DATA PROVIDED.

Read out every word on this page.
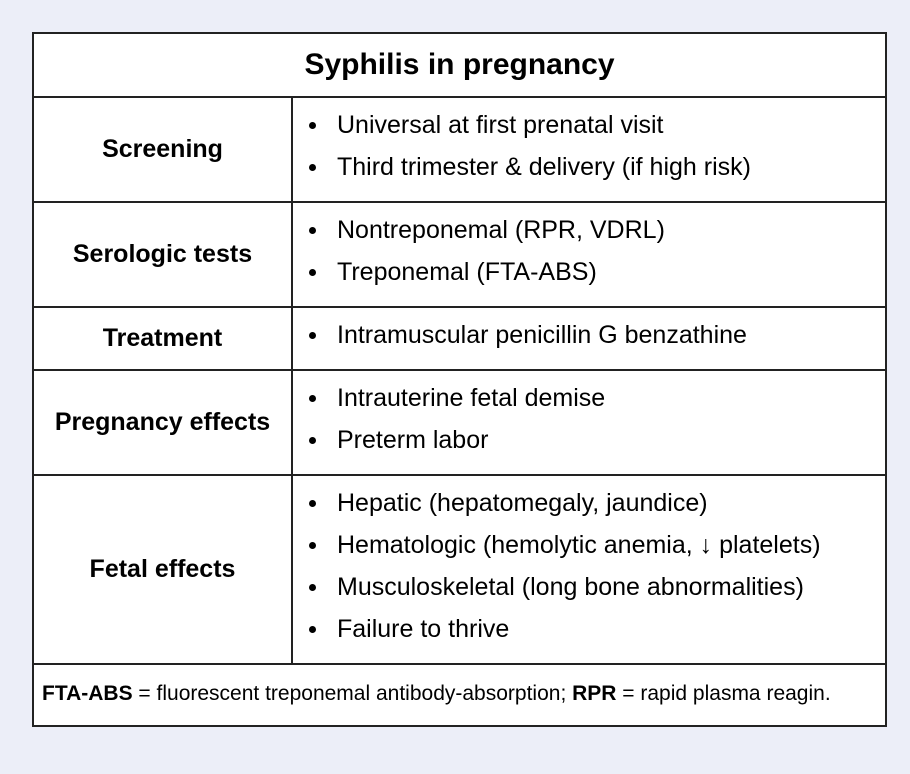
Syphilis in pregnancy
Screening
Universal at first prenatal visit
Third trimester & delivery (if high risk)
Serologic tests
Nontreponemal (RPR, VDRL)
Treponemal (FTA-ABS)
Treatment	Intramuscular penicillin G benzathine
Pregnancy effects
Intrauterine fetal demise
Preterm labor
Fetal effects
Hepatic (hepatomegaly, jaundice)
Hematologic (hemolytic anemia, ↓ platelets)
Musculoskeletal (long bone abnormalities)
Failure to thrive
FTA-ABS = fluorescent treponemal antibody-absorption; RPR = rapid plasma reagin.
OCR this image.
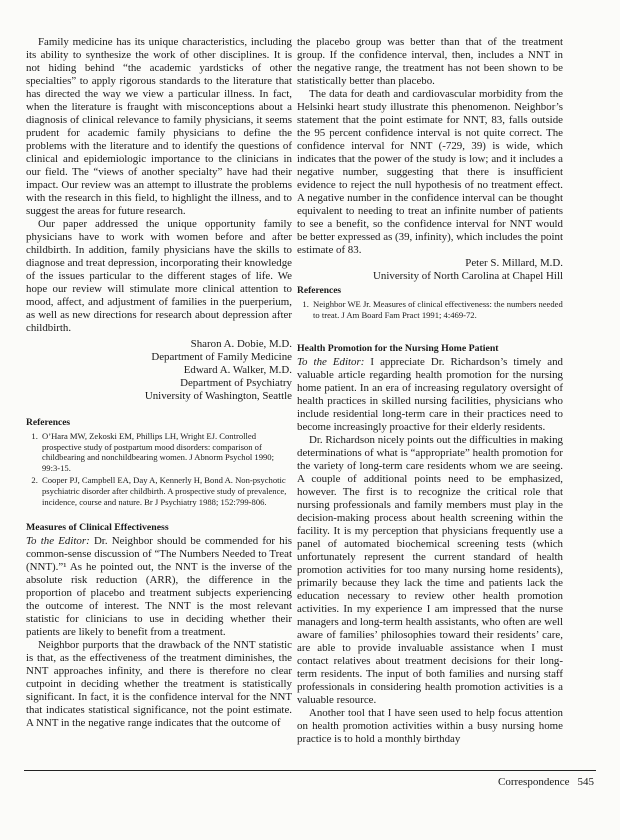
Family medicine has its unique characteristics, including its ability to synthesize the work of other disciplines. It is not hiding behind “the academic yardsticks of other specialties” to apply rigorous standards to the literature that has directed the way we view a particular illness. In fact, when the literature is fraught with misconceptions about a diagnosis of clinical relevance to family physicians, it seems prudent for academic family physicians to define the problems with the literature and to identify the questions of clinical and epidemiologic importance to the clinicians in our field. The “views of another specialty” have had their impact. Our review was an attempt to illustrate the problems with the research in this field, to highlight the illness, and to suggest the areas for future research.

Our paper addressed the unique opportunity family physicians have to work with women before and after childbirth. In addition, family physicians have the skills to diagnose and treat depression, incorporating their knowledge of the issues particular to the different stages of life. We hope our review will stimulate more clinical attention to mood, affect, and adjustment of families in the puerperium, as well as new directions for research about depression after childbirth.

Sharon A. Dobie, M.D.

Department of Family Medicine

Edward A. Walker, M.D.

Department of Psychiatry

University of Washington, Seattle

References
1. O’Hara MW, Zekoski EM, Phillips LH, Wright EJ. Controlled prospective study of postpartum mood disorders: comparison of childbearing and nonchildbearing women. J Abnorm Psychol 1990; 99:3-15.
2. Cooper PJ, Campbell EA, Day A, Kennerly H, Bond A. Non-psychotic psychiatric disorder after childbirth. A prospective study of prevalence, incidence, course and nature. Br J Psychiatry 1988; 152:799-806.
Measures of Clinical Effectiveness

To the Editor: Dr. Neighbor should be commended for his common-sense discussion of “The Numbers Needed to Treat (NNT).”¹ As he pointed out, the NNT is the inverse of the absolute risk reduction (ARR), the difference in the proportion of placebo and treatment subjects experiencing the outcome of interest. The NNT is the most relevant statistic for clinicians to use in deciding whether their patients are likely to benefit from a treatment.

Neighbor purports that the drawback of the NNT statistic is that, as the effectiveness of the treatment diminishes, the NNT approaches infinity, and there is therefore no clear cutpoint in deciding whether the treatment is statistically significant. In fact, it is the confidence interval for the NNT that indicates statistical significance, not the point estimate. A NNT in the negative range indicates that the outcome of

the placebo group was better than that of the treatment group. If the confidence interval, then, includes a NNT in the negative range, the treatment has not been shown to be statistically better than placebo.

The data for death and cardiovascular morbidity from the Helsinki heart study illustrate this phenomenon. Neighbor’s statement that the point estimate for NNT, 83, falls outside the 95 percent confidence interval is not quite correct. The confidence interval for NNT (-729, 39) is wide, which indicates that the power of the study is low; and it includes a negative number, suggesting that there is insufficient evidence to reject the null hypothesis of no treatment effect. A negative number in the confidence interval can be thought equivalent to needing to treat an infinite number of patients to see a benefit, so the confidence interval for NNT would be better expressed as (39, infinity), which includes the point estimate of 83.

Peter S. Millard, M.D.

University of North Carolina at Chapel Hill

References
1. Neighbor WE Jr. Measures of clinical effectiveness: the numbers needed to treat. J Am Board Fam Pract 1991; 4:469-72.
Health Promotion for the Nursing Home Patient

To the Editor: I appreciate Dr. Richardson’s timely and valuable article regarding health promotion for the nursing home patient. In an era of increasing regulatory oversight of health practices in skilled nursing facilities, physicians who include residential long-term care in their practices need to become increasingly proactive for their elderly residents.

Dr. Richardson nicely points out the difficulties in making determinations of what is “appropriate” health promotion for the variety of long-term care residents whom we are seeing. A couple of additional points need to be emphasized, however. The first is to recognize the critical role that nursing professionals and family members must play in the decision-making process about health screening within the facility. It is my perception that physicians frequently use a panel of automated biochemical screening tests (which unfortunately represent the current standard of health promotion activities for too many nursing home residents), primarily because they lack the time and patients lack the education necessary to review other health promotion activities. In my experience I am impressed that the nurse managers and long-term health assistants, who often are well aware of families’ philosophies toward their residents’ care, are able to provide invaluable assistance when I must contact relatives about treatment decisions for their long-term residents. The input of both families and nursing staff professionals in considering health promotion activities is a valuable resource.

Another tool that I have seen used to help focus attention on health promotion activities within a busy nursing home practice is to hold a monthly birthday

Correspondence 545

EXERCISE BRIEF. Write out every line of the data that holds the word "Psychiatry".

TASK OUTPUT.
Department of Psychiatry
2. Cooper PJ, Campbell EA, Day A, Kennerly H, Bond A. Non-psychotic psychiatric disorder after childbirth. A prospective study of prevalence, incidence, course and nature. Br J Psychiatry 1988; 152:799-806.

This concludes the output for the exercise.